## [Written exercise]
Retype the complete listing exactly as it appears.

>> start Listed entries

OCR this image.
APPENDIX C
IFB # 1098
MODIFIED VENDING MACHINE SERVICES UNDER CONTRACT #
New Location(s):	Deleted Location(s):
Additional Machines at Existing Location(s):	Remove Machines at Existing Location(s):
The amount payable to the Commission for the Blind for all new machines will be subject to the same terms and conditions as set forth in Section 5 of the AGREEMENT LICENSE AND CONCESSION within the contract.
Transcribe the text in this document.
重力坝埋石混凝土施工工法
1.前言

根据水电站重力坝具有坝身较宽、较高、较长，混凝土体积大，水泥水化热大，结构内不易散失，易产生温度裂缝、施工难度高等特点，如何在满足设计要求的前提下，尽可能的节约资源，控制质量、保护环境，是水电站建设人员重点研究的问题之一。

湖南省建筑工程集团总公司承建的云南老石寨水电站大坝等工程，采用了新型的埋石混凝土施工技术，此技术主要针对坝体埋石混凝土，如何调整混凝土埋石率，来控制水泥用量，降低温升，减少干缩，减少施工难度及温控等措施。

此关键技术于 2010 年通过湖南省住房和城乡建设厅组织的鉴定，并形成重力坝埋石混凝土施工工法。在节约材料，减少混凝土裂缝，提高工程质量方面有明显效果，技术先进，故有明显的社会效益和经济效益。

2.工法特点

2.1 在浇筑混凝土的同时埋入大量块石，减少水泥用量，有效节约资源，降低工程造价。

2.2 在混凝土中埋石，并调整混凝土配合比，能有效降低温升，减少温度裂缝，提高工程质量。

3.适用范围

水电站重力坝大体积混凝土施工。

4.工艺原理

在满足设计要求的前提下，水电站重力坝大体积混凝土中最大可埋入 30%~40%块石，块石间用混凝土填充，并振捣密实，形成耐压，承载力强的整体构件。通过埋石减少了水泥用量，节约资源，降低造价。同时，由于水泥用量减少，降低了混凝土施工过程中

>> end Listed entries

## [Reply]
OCR this image.
APPENDIX C
IFB # 1098
MODIFIED VENDING MACHINE SERVICES UNDER CONTRACT #
New Location(s):	Deleted Location(s):
Additional Machines at Existing Location(s):	Remove Machines at Existing Location(s):
The amount payable to the Commission for the Blind for all new machines will be subject to the same terms and conditions as set forth in Section 5 of the AGREEMENT LICENSE AND CONCESSION within the contract.
Transcribe the text in this document.
重力坝埋石混凝土施工工法
1.前言

根据水电站重力坝具有坝身较宽、较高、较长，混凝土体积大，水泥水化热大，结构内不易散失，易产生温度裂缝、施工难度高等特点，如何在满足设计要求的前提下，尽可能的节约资源，控制质量、保护环境，是水电站建设人员重点研究的问题之一。

湖南省建筑工程集团总公司承建的云南老石寨水电站大坝等工程，采用了新型的埋石混凝土施工技术，此技术主要针对坝体埋石混凝土，如何调整混凝土埋石率，来控制水泥用量，降低温升，减少干缩，减少施工难度及温控等措施。

此关键技术于 2010 年通过湖南省住房和城乡建设厅组织的鉴定，并形成重力坝埋石混凝土施工工法。在节约材料，减少混凝土裂缝，提高工程质量方面有明显效果，技术先进，故有明显的社会效益和经济效益。

2.工法特点

2.1 在浇筑混凝土的同时埋入大量块石，减少水泥用量，有效节约资源，降低工程造价。

2.2 在混凝土中埋石，并调整混凝土配合比，能有效降低温升，减少温度裂缝，提高工程质量。

3.适用范围

水电站重力坝大体积混凝土施工。

4.工艺原理

在满足设计要求的前提下，水电站重力坝大体积混凝土中最大可埋入 30%~40%块石，块石间用混凝土填充，并振捣密实，形成耐压，承载力强的整体构件。通过埋石减少了水泥用量，节约资源，降低造价。同时，由于水泥用量减少，降低了混凝土施工过程中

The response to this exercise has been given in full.